• Objective: Copy all the material that follows, keeping every character the same.

• Task inputs:

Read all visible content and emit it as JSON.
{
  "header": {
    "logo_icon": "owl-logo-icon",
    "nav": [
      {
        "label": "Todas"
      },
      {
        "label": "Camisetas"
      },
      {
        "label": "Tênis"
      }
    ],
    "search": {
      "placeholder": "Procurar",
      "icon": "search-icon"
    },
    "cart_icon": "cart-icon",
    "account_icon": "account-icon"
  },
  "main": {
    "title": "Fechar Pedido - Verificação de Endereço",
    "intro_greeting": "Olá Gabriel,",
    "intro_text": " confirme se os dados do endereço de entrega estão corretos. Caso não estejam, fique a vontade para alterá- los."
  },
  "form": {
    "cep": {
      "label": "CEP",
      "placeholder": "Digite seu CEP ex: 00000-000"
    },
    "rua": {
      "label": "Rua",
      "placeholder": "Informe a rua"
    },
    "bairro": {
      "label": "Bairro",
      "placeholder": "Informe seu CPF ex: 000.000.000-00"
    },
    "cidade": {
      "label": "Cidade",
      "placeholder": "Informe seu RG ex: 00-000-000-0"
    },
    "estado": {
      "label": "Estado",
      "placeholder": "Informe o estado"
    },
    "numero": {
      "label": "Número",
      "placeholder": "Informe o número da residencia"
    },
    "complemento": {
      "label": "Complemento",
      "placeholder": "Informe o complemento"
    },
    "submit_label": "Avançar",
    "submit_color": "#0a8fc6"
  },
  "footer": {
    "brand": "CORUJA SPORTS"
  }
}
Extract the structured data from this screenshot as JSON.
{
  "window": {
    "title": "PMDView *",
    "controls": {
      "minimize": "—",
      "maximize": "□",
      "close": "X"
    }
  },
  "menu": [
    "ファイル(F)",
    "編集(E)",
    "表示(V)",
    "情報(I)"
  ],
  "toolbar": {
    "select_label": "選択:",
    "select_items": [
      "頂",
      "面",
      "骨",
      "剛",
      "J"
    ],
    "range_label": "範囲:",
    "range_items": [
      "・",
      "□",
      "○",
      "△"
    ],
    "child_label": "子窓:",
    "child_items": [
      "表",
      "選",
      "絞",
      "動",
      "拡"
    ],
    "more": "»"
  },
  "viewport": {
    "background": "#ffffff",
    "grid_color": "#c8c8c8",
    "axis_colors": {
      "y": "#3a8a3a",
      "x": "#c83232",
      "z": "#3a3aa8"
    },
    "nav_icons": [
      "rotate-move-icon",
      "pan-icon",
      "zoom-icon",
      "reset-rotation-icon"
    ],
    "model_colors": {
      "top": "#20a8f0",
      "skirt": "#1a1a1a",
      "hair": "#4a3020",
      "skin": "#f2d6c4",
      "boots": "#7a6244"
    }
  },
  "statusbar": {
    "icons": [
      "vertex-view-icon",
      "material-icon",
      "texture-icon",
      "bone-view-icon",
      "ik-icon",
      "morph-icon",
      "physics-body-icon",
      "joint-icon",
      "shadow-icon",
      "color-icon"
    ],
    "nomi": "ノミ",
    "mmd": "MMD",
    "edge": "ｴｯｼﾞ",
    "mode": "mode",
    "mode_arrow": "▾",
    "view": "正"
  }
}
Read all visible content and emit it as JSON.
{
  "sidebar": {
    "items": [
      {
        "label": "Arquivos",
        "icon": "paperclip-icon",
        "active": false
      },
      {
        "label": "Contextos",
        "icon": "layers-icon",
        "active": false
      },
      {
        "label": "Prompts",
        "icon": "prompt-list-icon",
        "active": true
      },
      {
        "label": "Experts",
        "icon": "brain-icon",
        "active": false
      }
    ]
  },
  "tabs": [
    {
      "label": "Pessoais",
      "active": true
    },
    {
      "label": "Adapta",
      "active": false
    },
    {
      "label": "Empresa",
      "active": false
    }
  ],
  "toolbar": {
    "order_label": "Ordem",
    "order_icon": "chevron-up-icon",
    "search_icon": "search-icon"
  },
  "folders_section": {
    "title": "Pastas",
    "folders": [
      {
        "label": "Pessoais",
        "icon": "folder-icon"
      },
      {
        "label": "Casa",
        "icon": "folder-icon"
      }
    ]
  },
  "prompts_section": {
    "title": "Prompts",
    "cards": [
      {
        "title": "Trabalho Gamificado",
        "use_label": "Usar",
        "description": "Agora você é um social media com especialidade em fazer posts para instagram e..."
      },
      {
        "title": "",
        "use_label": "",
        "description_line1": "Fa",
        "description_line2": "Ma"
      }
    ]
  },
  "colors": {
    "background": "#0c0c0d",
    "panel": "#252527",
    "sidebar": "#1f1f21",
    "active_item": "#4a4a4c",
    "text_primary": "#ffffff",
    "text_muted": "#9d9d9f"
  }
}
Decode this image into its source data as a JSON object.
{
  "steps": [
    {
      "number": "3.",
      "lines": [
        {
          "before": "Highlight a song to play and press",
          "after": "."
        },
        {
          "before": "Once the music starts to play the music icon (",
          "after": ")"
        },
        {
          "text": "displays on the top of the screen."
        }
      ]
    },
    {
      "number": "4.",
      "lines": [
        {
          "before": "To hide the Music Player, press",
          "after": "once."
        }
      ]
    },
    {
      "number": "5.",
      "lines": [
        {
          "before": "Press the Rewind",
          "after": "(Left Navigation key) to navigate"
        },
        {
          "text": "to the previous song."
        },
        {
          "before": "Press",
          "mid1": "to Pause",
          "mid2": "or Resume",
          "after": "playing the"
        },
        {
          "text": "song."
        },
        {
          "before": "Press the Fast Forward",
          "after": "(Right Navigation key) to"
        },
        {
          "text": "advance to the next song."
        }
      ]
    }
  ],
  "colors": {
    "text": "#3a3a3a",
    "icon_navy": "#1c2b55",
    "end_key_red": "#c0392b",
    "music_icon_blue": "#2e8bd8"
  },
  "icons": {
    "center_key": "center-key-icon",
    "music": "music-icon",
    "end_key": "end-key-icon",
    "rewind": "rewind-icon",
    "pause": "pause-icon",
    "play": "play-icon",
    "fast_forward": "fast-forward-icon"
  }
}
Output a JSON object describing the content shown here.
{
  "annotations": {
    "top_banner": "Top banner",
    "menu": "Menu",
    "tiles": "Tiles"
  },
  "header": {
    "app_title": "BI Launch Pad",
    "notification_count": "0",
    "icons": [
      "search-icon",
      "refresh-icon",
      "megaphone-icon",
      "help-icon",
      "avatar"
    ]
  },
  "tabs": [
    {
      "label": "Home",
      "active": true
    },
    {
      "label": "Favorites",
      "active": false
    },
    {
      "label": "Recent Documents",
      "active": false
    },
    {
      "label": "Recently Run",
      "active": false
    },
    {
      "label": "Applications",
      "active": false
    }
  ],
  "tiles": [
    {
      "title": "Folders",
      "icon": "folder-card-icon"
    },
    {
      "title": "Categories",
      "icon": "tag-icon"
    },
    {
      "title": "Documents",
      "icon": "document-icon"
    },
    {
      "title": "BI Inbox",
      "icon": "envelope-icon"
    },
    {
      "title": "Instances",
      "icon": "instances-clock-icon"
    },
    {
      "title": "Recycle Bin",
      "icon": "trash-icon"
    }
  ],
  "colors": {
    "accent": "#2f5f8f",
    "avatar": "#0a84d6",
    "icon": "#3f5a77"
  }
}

• Solution below:
Read all visible content and emit it as JSON.
{
  "header": {
    "logo_icon": "owl-logo-icon",
    "nav": [
      {
        "label": "Todas"
      },
      {
        "label": "Camisetas"
      },
      {
        "label": "Tênis"
      }
    ],
    "search": {
      "placeholder": "Procurar",
      "icon": "search-icon"
    },
    "cart_icon": "cart-icon",
    "account_icon": "account-icon"
  },
  "main": {
    "title": "Fechar Pedido - Verificação de Endereço",
    "intro_greeting": "Olá Gabriel,",
    "intro_text": " confirme se os dados do endereço de entrega estão corretos. Caso não estejam, fique a vontade para alterá- los."
  },
  "form": {
    "cep": {
      "label": "CEP",
      "placeholder": "Digite seu CEP ex: 00000-000"
    },
    "rua": {
      "label": "Rua",
      "placeholder": "Informe a rua"
    },
    "bairro": {
      "label": "Bairro",
      "placeholder": "Informe seu CPF ex: 000.000.000-00"
    },
    "cidade": {
      "label": "Cidade",
      "placeholder": "Informe seu RG ex: 00-000-000-0"
    },
    "estado": {
      "label": "Estado",
      "placeholder": "Informe o estado"
    },
    "numero": {
      "label": "Número",
      "placeholder": "Informe o número da residencia"
    },
    "complemento": {
      "label": "Complemento",
      "placeholder": "Informe o complemento"
    },
    "submit_label": "Avançar",
    "submit_color": "#0a8fc6"
  },
  "footer": {
    "brand": "CORUJA SPORTS"
  }
}
Extract the structured data from this screenshot as JSON.
{
  "window": {
    "title": "PMDView *",
    "controls": {
      "minimize": "—",
      "maximize": "□",
      "close": "X"
    }
  },
  "menu": [
    "ファイル(F)",
    "編集(E)",
    "表示(V)",
    "情報(I)"
  ],
  "toolbar": {
    "select_label": "選択:",
    "select_items": [
      "頂",
      "面",
      "骨",
      "剛",
      "J"
    ],
    "range_label": "範囲:",
    "range_items": [
      "・",
      "□",
      "○",
      "△"
    ],
    "child_label": "子窓:",
    "child_items": [
      "表",
      "選",
      "絞",
      "動",
      "拡"
    ],
    "more": "»"
  },
  "viewport": {
    "background": "#ffffff",
    "grid_color": "#c8c8c8",
    "axis_colors": {
      "y": "#3a8a3a",
      "x": "#c83232",
      "z": "#3a3aa8"
    },
    "nav_icons": [
      "rotate-move-icon",
      "pan-icon",
      "zoom-icon",
      "reset-rotation-icon"
    ],
    "model_colors": {
      "top": "#20a8f0",
      "skirt": "#1a1a1a",
      "hair": "#4a3020",
      "skin": "#f2d6c4",
      "boots": "#7a6244"
    }
  },
  "statusbar": {
    "icons": [
      "vertex-view-icon",
      "material-icon",
      "texture-icon",
      "bone-view-icon",
      "ik-icon",
      "morph-icon",
      "physics-body-icon",
      "joint-icon",
      "shadow-icon",
      "color-icon"
    ],
    "nomi": "ノミ",
    "mmd": "MMD",
    "edge": "ｴｯｼﾞ",
    "mode": "mode",
    "mode_arrow": "▾",
    "view": "正"
  }
}
Read all visible content and emit it as JSON.
{
  "sidebar": {
    "items": [
      {
        "label": "Arquivos",
        "icon": "paperclip-icon",
        "active": false
      },
      {
        "label": "Contextos",
        "icon": "layers-icon",
        "active": false
      },
      {
        "label": "Prompts",
        "icon": "prompt-list-icon",
        "active": true
      },
      {
        "label": "Experts",
        "icon": "brain-icon",
        "active": false
      }
    ]
  },
  "tabs": [
    {
      "label": "Pessoais",
      "active": true
    },
    {
      "label": "Adapta",
      "active": false
    },
    {
      "label": "Empresa",
      "active": false
    }
  ],
  "toolbar": {
    "order_label": "Ordem",
    "order_icon": "chevron-up-icon",
    "search_icon": "search-icon"
  },
  "folders_section": {
    "title": "Pastas",
    "folders": [
      {
        "label": "Pessoais",
        "icon": "folder-icon"
      },
      {
        "label": "Casa",
        "icon": "folder-icon"
      }
    ]
  },
  "prompts_section": {
    "title": "Prompts",
    "cards": [
      {
        "title": "Trabalho Gamificado",
        "use_label": "Usar",
        "description": "Agora você é um social media com especialidade em fazer posts para instagram e..."
      },
      {
        "title": "",
        "use_label": "",
        "description_line1": "Fa",
        "description_line2": "Ma"
      }
    ]
  },
  "colors": {
    "background": "#0c0c0d",
    "panel": "#252527",
    "sidebar": "#1f1f21",
    "active_item": "#4a4a4c",
    "text_primary": "#ffffff",
    "text_muted": "#9d9d9f"
  }
}
Decode this image into its source data as a JSON object.
{
  "steps": [
    {
      "number": "3.",
      "lines": [
        {
          "before": "Highlight a song to play and press",
          "after": "."
        },
        {
          "before": "Once the music starts to play the music icon (",
          "after": ")"
        },
        {
          "text": "displays on the top of the screen."
        }
      ]
    },
    {
      "number": "4.",
      "lines": [
        {
          "before": "To hide the Music Player, press",
          "after": "once."
        }
      ]
    },
    {
      "number": "5.",
      "lines": [
        {
          "before": "Press the Rewind",
          "after": "(Left Navigation key) to navigate"
        },
        {
          "text": "to the previous song."
        },
        {
          "before": "Press",
          "mid1": "to Pause",
          "mid2": "or Resume",
          "after": "playing the"
        },
        {
          "text": "song."
        },
        {
          "before": "Press the Fast Forward",
          "after": "(Right Navigation key) to"
        },
        {
          "text": "advance to the next song."
        }
      ]
    }
  ],
  "colors": {
    "text": "#3a3a3a",
    "icon_navy": "#1c2b55",
    "end_key_red": "#c0392b",
    "music_icon_blue": "#2e8bd8"
  },
  "icons": {
    "center_key": "center-key-icon",
    "music": "music-icon",
    "end_key": "end-key-icon",
    "rewind": "rewind-icon",
    "pause": "pause-icon",
    "play": "play-icon",
    "fast_forward": "fast-forward-icon"
  }
}
Output a JSON object describing the content shown here.
{
  "annotations": {
    "top_banner": "Top banner",
    "menu": "Menu",
    "tiles": "Tiles"
  },
  "header": {
    "app_title": "BI Launch Pad",
    "notification_count": "0",
    "icons": [
      "search-icon",
      "refresh-icon",
      "megaphone-icon",
      "help-icon",
      "avatar"
    ]
  },
  "tabs": [
    {
      "label": "Home",
      "active": true
    },
    {
      "label": "Favorites",
      "active": false
    },
    {
      "label": "Recent Documents",
      "active": false
    },
    {
      "label": "Recently Run",
      "active": false
    },
    {
      "label": "Applications",
      "active": false
    }
  ],
  "tiles": [
    {
      "title": "Folders",
      "icon": "folder-card-icon"
    },
    {
      "title": "Categories",
      "icon": "tag-icon"
    },
    {
      "title": "Documents",
      "icon": "document-icon"
    },
    {
      "title": "BI Inbox",
      "icon": "envelope-icon"
    },
    {
      "title": "Instances",
      "icon": "instances-clock-icon"
    },
    {
      "title": "Recycle Bin",
      "icon": "trash-icon"
    }
  ],
  "colors": {
    "accent": "#2f5f8f",
    "avatar": "#0a84d6",
    "icon": "#3f5a77"
  }
}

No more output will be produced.